**Available data**
▽

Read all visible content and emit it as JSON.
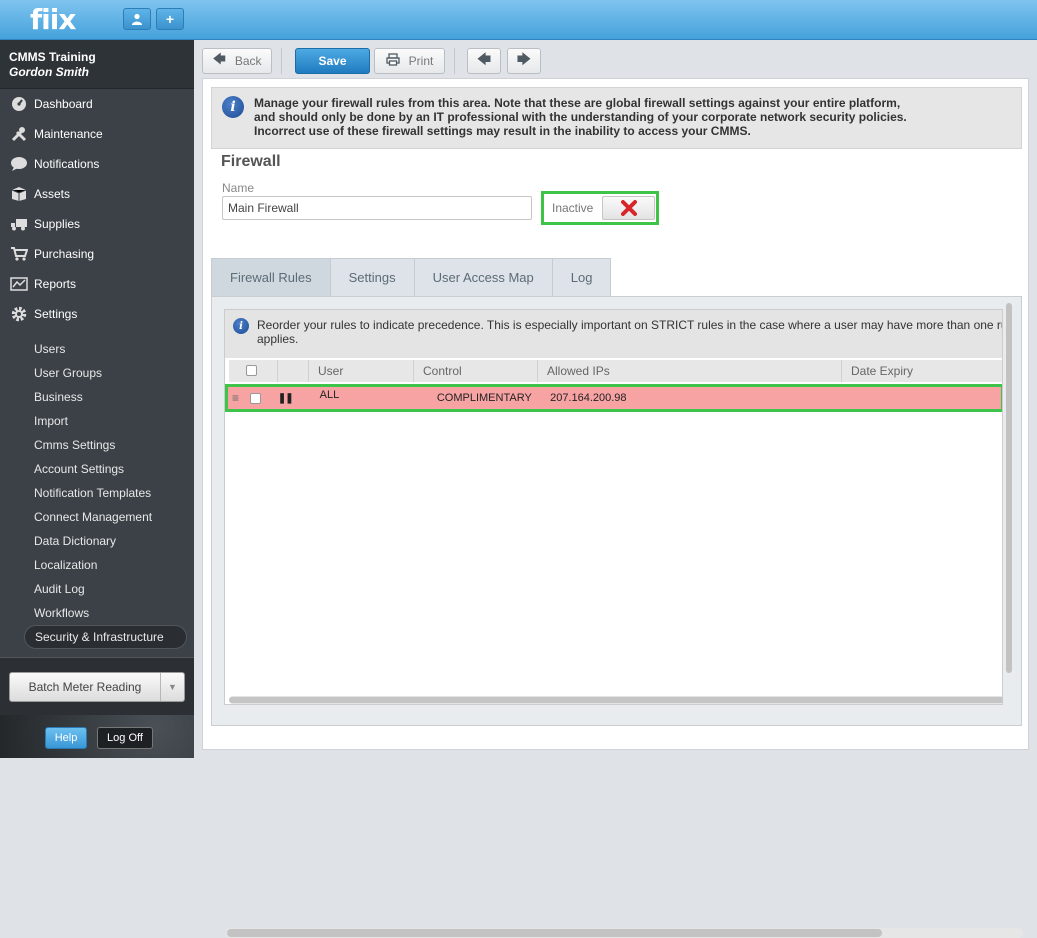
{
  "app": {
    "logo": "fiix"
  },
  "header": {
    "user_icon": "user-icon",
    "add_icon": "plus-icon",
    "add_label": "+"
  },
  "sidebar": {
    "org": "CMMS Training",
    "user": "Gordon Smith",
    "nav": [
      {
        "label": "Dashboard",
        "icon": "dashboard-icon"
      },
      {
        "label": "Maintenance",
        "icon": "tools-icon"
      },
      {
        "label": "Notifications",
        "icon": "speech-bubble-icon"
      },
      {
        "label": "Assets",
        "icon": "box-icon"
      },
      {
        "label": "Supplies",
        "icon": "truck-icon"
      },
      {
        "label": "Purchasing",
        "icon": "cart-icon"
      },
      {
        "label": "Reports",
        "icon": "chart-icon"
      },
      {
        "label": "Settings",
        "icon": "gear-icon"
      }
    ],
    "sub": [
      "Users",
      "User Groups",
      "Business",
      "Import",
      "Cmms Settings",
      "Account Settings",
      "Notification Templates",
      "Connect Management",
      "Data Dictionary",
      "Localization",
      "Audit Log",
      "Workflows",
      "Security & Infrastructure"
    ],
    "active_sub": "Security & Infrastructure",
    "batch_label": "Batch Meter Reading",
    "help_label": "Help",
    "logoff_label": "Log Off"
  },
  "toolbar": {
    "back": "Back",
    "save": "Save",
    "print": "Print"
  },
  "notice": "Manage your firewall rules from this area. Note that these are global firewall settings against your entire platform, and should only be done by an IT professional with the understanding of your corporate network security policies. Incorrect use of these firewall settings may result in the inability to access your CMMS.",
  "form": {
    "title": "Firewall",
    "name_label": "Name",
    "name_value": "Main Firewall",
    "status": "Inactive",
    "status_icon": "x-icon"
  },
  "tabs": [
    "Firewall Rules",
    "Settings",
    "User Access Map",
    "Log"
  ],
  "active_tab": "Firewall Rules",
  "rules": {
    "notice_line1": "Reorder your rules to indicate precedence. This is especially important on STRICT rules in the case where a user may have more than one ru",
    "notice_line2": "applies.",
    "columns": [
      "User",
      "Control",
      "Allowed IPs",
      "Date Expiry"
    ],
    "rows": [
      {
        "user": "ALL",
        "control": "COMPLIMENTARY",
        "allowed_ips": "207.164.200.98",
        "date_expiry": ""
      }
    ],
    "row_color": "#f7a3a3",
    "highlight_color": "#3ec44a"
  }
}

△
▽

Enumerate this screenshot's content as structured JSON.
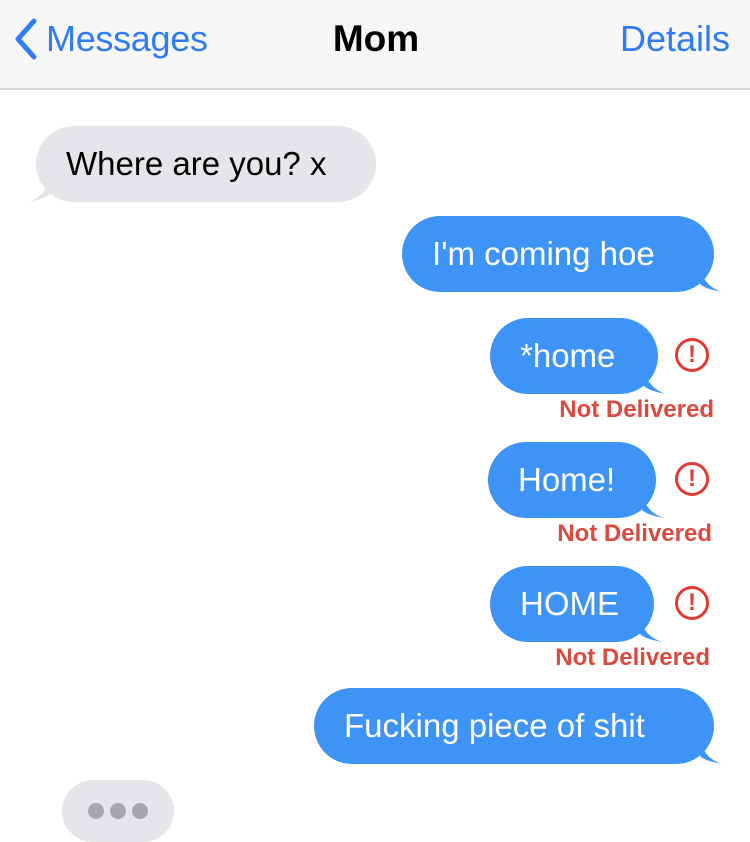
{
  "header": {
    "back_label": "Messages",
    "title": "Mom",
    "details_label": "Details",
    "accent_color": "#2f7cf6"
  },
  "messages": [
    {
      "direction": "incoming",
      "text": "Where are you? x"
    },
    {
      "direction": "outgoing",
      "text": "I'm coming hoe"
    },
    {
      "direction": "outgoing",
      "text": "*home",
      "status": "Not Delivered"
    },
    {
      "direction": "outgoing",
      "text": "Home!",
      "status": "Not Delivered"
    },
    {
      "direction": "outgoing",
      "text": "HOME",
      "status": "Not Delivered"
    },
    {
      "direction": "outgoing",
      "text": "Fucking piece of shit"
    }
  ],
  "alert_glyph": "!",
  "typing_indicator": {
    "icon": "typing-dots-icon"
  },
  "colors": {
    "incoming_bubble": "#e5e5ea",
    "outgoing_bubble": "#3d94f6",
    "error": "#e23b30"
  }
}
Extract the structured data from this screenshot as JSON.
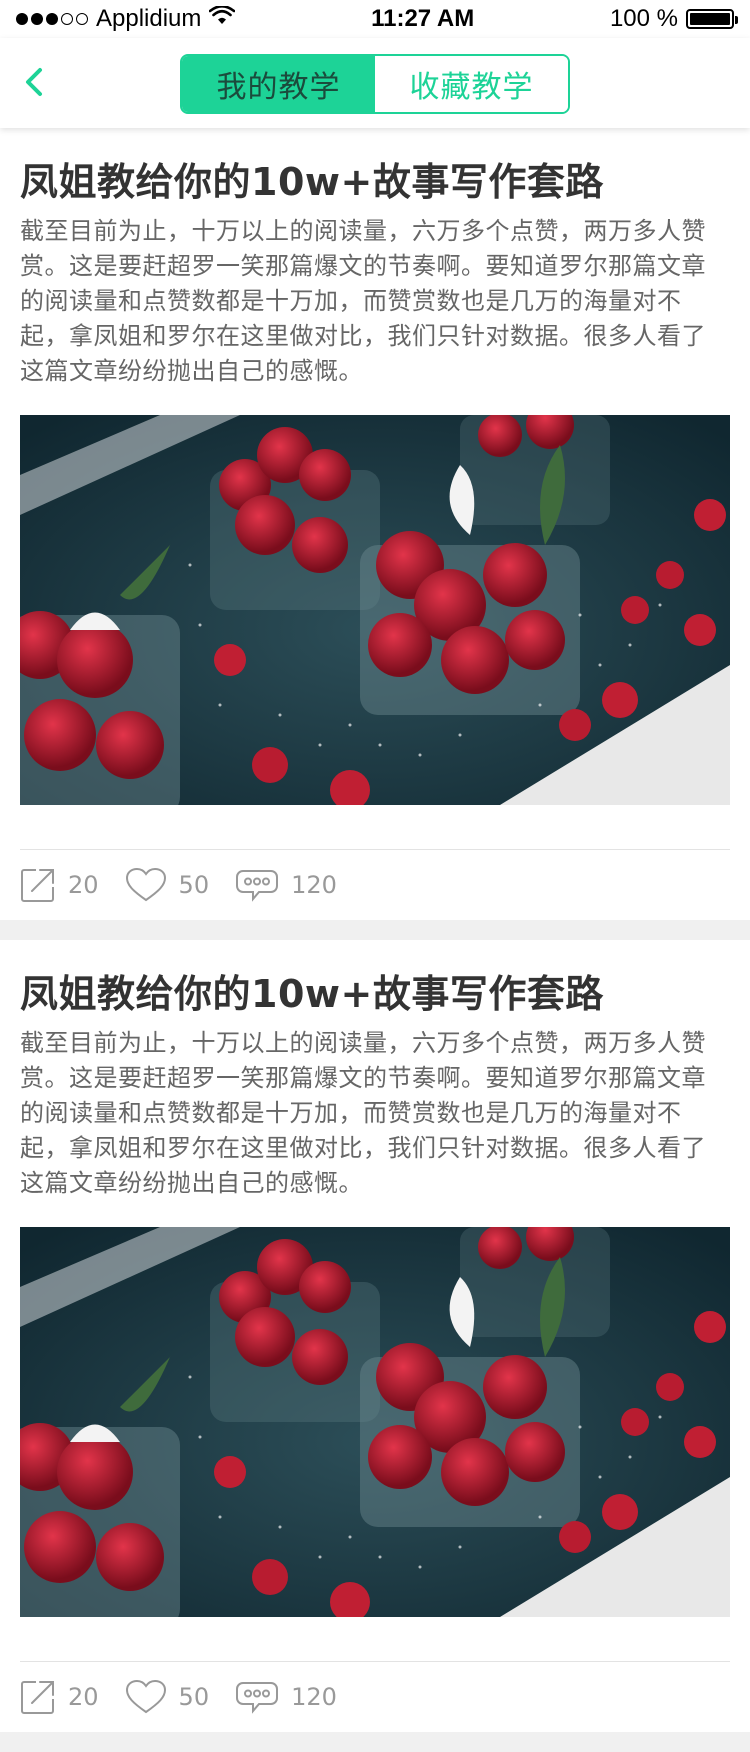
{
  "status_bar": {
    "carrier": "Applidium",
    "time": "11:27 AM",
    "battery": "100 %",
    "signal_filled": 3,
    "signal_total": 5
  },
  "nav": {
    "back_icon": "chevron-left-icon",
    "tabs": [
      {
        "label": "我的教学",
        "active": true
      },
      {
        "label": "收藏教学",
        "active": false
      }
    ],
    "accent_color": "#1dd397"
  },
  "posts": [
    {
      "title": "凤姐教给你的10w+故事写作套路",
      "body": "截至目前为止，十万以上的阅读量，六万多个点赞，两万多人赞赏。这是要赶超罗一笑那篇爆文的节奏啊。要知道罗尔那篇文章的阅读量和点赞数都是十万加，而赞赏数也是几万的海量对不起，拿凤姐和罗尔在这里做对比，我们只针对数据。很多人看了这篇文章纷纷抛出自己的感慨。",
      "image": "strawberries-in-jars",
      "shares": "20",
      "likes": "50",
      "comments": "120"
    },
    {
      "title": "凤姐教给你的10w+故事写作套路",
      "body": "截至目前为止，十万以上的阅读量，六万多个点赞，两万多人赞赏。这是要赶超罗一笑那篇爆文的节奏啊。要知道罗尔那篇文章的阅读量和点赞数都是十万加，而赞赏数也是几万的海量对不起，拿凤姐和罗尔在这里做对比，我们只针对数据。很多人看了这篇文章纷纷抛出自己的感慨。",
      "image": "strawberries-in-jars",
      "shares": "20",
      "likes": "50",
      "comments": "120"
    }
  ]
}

△
▽

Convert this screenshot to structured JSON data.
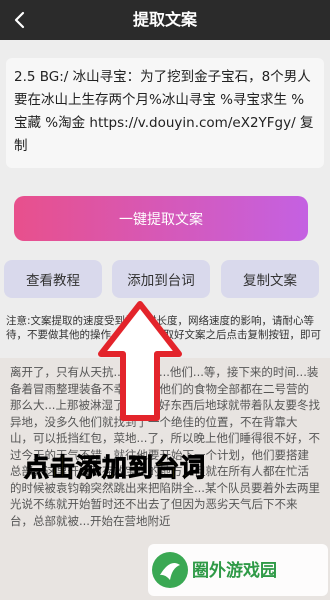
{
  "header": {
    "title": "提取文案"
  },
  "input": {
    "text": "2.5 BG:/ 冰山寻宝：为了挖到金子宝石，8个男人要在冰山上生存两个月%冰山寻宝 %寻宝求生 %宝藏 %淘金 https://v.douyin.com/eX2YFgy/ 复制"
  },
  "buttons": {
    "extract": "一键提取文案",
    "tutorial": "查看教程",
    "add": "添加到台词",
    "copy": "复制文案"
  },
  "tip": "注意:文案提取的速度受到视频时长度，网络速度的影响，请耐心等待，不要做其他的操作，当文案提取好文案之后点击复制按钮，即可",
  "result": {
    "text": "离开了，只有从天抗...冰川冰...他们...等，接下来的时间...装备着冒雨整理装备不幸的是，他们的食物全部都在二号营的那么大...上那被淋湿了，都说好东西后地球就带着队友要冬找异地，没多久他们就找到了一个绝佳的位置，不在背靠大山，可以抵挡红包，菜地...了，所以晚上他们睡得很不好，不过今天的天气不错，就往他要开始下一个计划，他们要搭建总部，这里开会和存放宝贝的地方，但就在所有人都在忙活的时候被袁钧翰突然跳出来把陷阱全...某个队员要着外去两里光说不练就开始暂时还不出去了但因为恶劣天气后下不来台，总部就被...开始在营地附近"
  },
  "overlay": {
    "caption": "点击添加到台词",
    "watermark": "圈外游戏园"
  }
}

△

**Task requirements**
Pick out lines containing the word "JSON", each one as written.

**Full solution**
Read all visible content and emit it as JSON.
Enumerate this screenshot's content as structured JSON.
Extract the structured data from this screenshot as JSON.
Convert this screenshot to structured JSON data.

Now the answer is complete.